◆ **PROBLEM TO WORK ON**: Pick every line with "ukupna" from the material below.

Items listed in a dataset
_ _ _ _ _ _ _

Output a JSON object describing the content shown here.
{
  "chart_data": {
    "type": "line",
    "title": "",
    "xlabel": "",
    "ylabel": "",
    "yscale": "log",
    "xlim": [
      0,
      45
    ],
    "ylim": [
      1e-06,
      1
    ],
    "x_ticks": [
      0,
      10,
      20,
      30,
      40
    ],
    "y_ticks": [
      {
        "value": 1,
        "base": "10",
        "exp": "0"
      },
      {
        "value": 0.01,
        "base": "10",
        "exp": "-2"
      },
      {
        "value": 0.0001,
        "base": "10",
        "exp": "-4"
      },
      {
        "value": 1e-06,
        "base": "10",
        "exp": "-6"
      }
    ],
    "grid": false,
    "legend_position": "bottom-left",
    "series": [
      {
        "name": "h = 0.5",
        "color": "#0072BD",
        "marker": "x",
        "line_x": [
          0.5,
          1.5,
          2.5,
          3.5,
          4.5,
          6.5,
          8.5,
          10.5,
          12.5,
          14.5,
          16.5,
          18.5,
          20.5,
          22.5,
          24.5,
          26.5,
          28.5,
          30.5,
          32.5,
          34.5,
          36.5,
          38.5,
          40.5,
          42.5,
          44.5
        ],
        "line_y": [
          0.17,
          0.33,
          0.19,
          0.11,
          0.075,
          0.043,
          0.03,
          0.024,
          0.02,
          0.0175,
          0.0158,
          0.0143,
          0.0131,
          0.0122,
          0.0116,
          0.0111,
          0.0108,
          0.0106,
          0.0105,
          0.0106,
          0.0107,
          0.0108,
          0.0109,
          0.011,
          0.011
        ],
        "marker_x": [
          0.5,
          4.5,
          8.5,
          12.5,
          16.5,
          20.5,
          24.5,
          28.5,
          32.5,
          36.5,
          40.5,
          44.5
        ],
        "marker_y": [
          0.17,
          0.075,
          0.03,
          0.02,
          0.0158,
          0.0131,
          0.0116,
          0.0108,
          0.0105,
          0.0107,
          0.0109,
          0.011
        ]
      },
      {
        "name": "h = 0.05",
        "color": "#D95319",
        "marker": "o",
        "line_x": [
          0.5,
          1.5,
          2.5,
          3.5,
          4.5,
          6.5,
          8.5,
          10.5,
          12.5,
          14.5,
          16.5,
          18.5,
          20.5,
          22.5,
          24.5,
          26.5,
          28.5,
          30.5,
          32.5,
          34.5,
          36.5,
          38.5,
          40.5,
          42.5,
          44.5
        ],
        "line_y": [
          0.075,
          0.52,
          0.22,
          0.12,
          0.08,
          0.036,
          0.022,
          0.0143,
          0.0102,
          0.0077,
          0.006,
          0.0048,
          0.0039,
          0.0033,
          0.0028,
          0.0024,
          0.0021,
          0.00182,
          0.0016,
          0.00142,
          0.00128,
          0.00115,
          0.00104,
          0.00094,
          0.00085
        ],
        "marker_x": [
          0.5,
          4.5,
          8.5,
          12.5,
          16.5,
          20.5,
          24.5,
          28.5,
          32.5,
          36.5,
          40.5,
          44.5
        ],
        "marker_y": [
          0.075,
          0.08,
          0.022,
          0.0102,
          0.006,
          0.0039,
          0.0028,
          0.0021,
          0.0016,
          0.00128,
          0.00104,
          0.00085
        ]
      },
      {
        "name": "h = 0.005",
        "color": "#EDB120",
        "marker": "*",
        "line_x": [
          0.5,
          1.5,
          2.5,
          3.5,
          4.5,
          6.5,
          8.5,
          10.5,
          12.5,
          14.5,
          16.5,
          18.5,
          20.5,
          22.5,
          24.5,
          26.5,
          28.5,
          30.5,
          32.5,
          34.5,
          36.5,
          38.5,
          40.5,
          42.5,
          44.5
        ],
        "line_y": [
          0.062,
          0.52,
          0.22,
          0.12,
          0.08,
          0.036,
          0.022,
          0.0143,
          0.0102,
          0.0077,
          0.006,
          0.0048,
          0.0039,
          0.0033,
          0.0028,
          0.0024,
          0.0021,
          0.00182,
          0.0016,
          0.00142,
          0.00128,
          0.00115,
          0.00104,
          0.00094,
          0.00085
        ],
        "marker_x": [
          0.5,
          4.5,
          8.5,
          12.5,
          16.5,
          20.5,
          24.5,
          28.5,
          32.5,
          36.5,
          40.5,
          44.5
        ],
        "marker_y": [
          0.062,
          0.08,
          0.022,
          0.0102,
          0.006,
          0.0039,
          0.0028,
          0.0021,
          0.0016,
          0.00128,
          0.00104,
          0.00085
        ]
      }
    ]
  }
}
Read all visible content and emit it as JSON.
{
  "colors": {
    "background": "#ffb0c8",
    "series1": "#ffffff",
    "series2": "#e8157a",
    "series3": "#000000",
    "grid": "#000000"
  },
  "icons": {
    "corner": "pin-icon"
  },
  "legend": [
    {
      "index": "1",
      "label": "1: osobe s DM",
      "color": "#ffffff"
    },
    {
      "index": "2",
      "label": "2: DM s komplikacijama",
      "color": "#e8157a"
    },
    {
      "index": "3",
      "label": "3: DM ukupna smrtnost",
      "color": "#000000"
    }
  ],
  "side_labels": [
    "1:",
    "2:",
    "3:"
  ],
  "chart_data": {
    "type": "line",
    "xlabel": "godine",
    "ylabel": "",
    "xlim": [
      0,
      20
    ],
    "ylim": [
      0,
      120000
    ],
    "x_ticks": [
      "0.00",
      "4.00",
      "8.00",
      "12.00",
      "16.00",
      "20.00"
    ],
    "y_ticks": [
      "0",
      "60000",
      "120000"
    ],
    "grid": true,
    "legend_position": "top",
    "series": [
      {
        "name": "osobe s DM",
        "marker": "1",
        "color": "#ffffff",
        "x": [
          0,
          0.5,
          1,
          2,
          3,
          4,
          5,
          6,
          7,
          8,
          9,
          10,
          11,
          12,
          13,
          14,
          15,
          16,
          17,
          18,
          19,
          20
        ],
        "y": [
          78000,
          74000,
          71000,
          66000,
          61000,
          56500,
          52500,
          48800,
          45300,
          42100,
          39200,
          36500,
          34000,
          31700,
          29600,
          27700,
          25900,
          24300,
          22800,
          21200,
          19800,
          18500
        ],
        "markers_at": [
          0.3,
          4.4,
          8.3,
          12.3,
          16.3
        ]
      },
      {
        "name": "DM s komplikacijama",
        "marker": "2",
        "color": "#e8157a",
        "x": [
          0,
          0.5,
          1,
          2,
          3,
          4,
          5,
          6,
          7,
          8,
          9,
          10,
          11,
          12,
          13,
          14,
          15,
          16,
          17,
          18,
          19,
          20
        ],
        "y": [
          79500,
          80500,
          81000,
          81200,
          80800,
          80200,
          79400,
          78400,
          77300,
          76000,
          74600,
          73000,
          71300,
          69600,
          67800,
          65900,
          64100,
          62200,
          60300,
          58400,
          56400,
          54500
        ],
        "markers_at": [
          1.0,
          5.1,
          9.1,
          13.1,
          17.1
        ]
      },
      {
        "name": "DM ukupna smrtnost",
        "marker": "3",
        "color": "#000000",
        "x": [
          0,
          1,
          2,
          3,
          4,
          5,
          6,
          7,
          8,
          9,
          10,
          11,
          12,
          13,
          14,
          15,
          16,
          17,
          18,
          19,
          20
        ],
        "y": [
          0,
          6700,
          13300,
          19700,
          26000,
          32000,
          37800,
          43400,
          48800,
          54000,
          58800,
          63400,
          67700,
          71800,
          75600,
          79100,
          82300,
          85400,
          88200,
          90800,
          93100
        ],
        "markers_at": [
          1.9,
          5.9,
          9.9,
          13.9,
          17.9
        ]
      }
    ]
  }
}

_ _ _ _ _ _ _

◆ **RESPONSE TO THIS EXERCISE**:
      "label": "3: DM ukupna smrtnost",
        "name": "DM ukupna smrtnost",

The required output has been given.